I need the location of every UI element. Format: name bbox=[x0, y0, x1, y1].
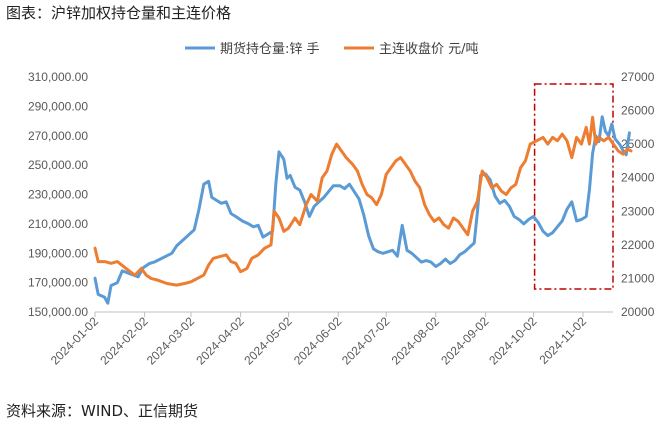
x-tick-label: 2024-04-02 bbox=[193, 314, 247, 368]
x-tick-label: 2024-05-02 bbox=[241, 314, 295, 368]
series-lines bbox=[93, 115, 633, 305]
y-left-tick-label: 290,000.00 bbox=[28, 99, 88, 113]
x-tick-label: 2024-03-02 bbox=[144, 314, 198, 368]
y-right-tick-label: 23000 bbox=[621, 204, 655, 218]
x-tick-label: 2024-01-02 bbox=[48, 314, 102, 368]
y-right-tick-label: 24000 bbox=[621, 171, 655, 185]
y-right-tick-label: 22000 bbox=[621, 238, 655, 252]
source-note: 资料来源：WIND、正信期货 bbox=[6, 402, 199, 420]
y-left-tick-label: 210,000.00 bbox=[28, 217, 88, 231]
y-left-tick-label: 170,000.00 bbox=[28, 276, 88, 290]
y-right-tick-label: 20000 bbox=[621, 305, 655, 319]
y-left-tick-label: 270,000.00 bbox=[28, 129, 88, 143]
y-right-tick-label: 21000 bbox=[621, 271, 655, 285]
x-tick-label: 2024-11-02 bbox=[536, 314, 589, 367]
chart-legend: 期货持仓量:锌 手 主连收盘价 元/吨 bbox=[185, 41, 479, 57]
legend-label-1: 期货持仓量:锌 手 bbox=[220, 41, 320, 57]
legend-label-2: 主连收盘价 元/吨 bbox=[379, 41, 479, 57]
y-left-tick-label: 190,000.00 bbox=[28, 246, 88, 260]
y-left-tick-label: 230,000.00 bbox=[28, 188, 88, 202]
x-tick-label: 2024-08-02 bbox=[389, 314, 443, 368]
x-tick-label: 2024-06-02 bbox=[291, 314, 345, 368]
y-right-tick-label: 26000 bbox=[621, 104, 655, 118]
x-tick-label: 2024-02-02 bbox=[97, 314, 151, 368]
series-line-2 bbox=[93, 115, 633, 287]
figure-title: 图表：沪锌加权持仓量和主连价格 bbox=[6, 4, 232, 22]
y-right-tick-label: 27000 bbox=[621, 70, 655, 84]
highlight-rect bbox=[533, 83, 614, 290]
chart-axes: 2024-01-022024-02-022024-03-022024-04-02… bbox=[28, 70, 655, 368]
y-left-tick-label: 250,000.00 bbox=[28, 158, 88, 172]
y-left-tick-label: 150,000.00 bbox=[28, 305, 88, 319]
series-line-1 bbox=[93, 115, 631, 305]
x-tick-label: 2024-07-02 bbox=[339, 314, 393, 368]
highlight-box bbox=[533, 83, 614, 290]
y-left-tick-label: 310,000.00 bbox=[28, 70, 88, 84]
x-tick-label: 2024-10-02 bbox=[486, 314, 540, 368]
x-tick-label: 2024-09-02 bbox=[438, 314, 492, 368]
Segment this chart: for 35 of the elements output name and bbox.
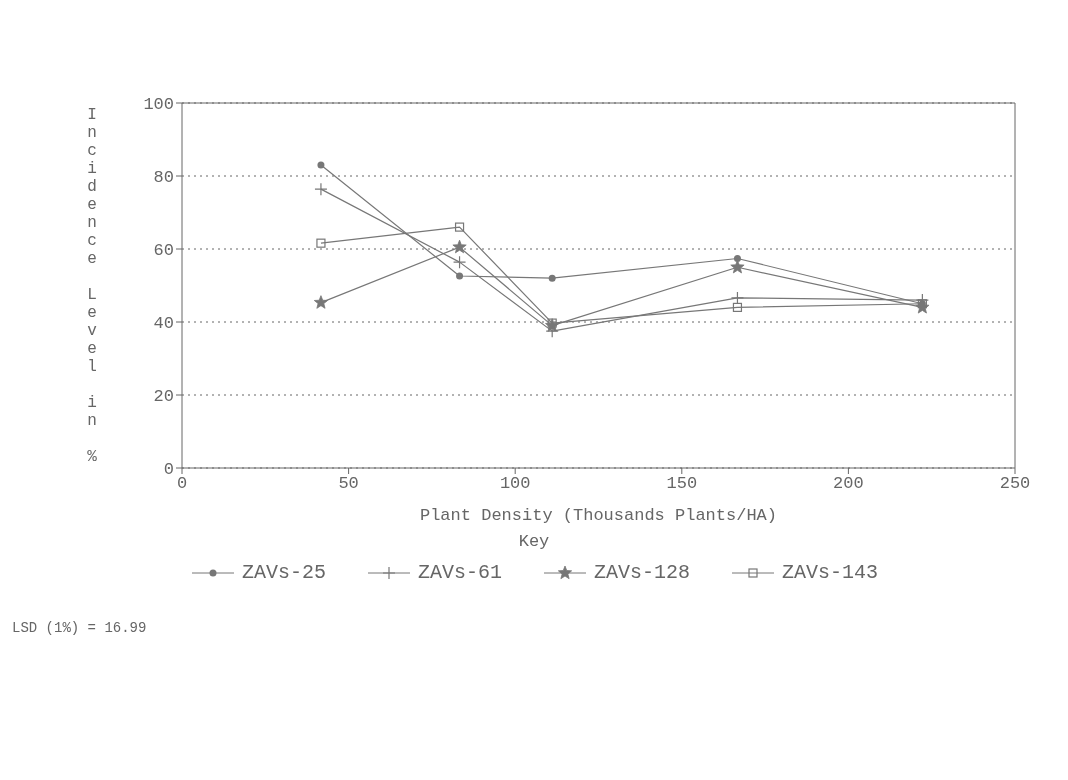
point xyxy=(452,239,467,254)
y-tick-label: 100 xyxy=(143,95,174,115)
point xyxy=(454,222,465,232)
x-tick-label: 0 xyxy=(176,474,188,494)
point xyxy=(547,318,557,328)
point xyxy=(313,295,328,309)
point xyxy=(452,255,467,269)
y-axis-title: Incidence Level in % xyxy=(83,105,101,466)
point xyxy=(733,254,741,262)
point xyxy=(456,272,464,280)
x-axis-title: Plant Density (Thousands Plants/HA) xyxy=(419,506,778,525)
x-tick-label: 150 xyxy=(666,474,698,494)
point xyxy=(316,238,326,248)
legend-label: ZAVs-128 xyxy=(594,561,691,584)
point xyxy=(732,302,743,312)
text: LSD (1%) = 16.99 xyxy=(12,620,148,636)
x-tick-label: 50 xyxy=(338,474,359,494)
y-tick-label: 40 xyxy=(153,314,174,334)
point xyxy=(730,291,745,305)
point xyxy=(730,259,745,274)
point xyxy=(314,182,328,196)
legend-title: Key xyxy=(518,532,550,551)
y-tick-label: 60 xyxy=(153,241,174,261)
y-tick-label: 20 xyxy=(153,387,174,407)
point xyxy=(548,274,556,282)
x-tick-label: 100 xyxy=(499,474,531,494)
point xyxy=(317,161,325,169)
legend-label: ZAVs-25 xyxy=(241,561,326,584)
legend-label: ZAVs-61 xyxy=(417,561,502,584)
x-tick-label: 200 xyxy=(833,474,864,494)
legend-label: ZAVs-143 xyxy=(782,561,879,584)
y-tick-label: 0 xyxy=(163,460,174,480)
x-tick-label: 250 xyxy=(999,474,1031,494)
point xyxy=(545,318,560,332)
y-tick-label: 80 xyxy=(153,168,174,188)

=======

* Given task *
Reproduce, unchanged, the stretch of the listing that opens with the line containing "x-tick-label: 2024-04-02 bbox=[193, 314, 247, 368]" and closes with the line containing "y-right-tick-label: 23000 bbox=[621, 204, 655, 218]", keeping both of those end lines.

* Correct answer *
x-tick-label: 2024-04-02 bbox=[193, 314, 247, 368]
x-tick-label: 2024-05-02 bbox=[241, 314, 295, 368]
series-lines bbox=[93, 115, 633, 305]
y-left-tick-label: 290,000.00 bbox=[28, 99, 88, 113]
x-tick-label: 2024-03-02 bbox=[144, 314, 198, 368]
y-right-tick-label: 23000 bbox=[621, 204, 655, 218]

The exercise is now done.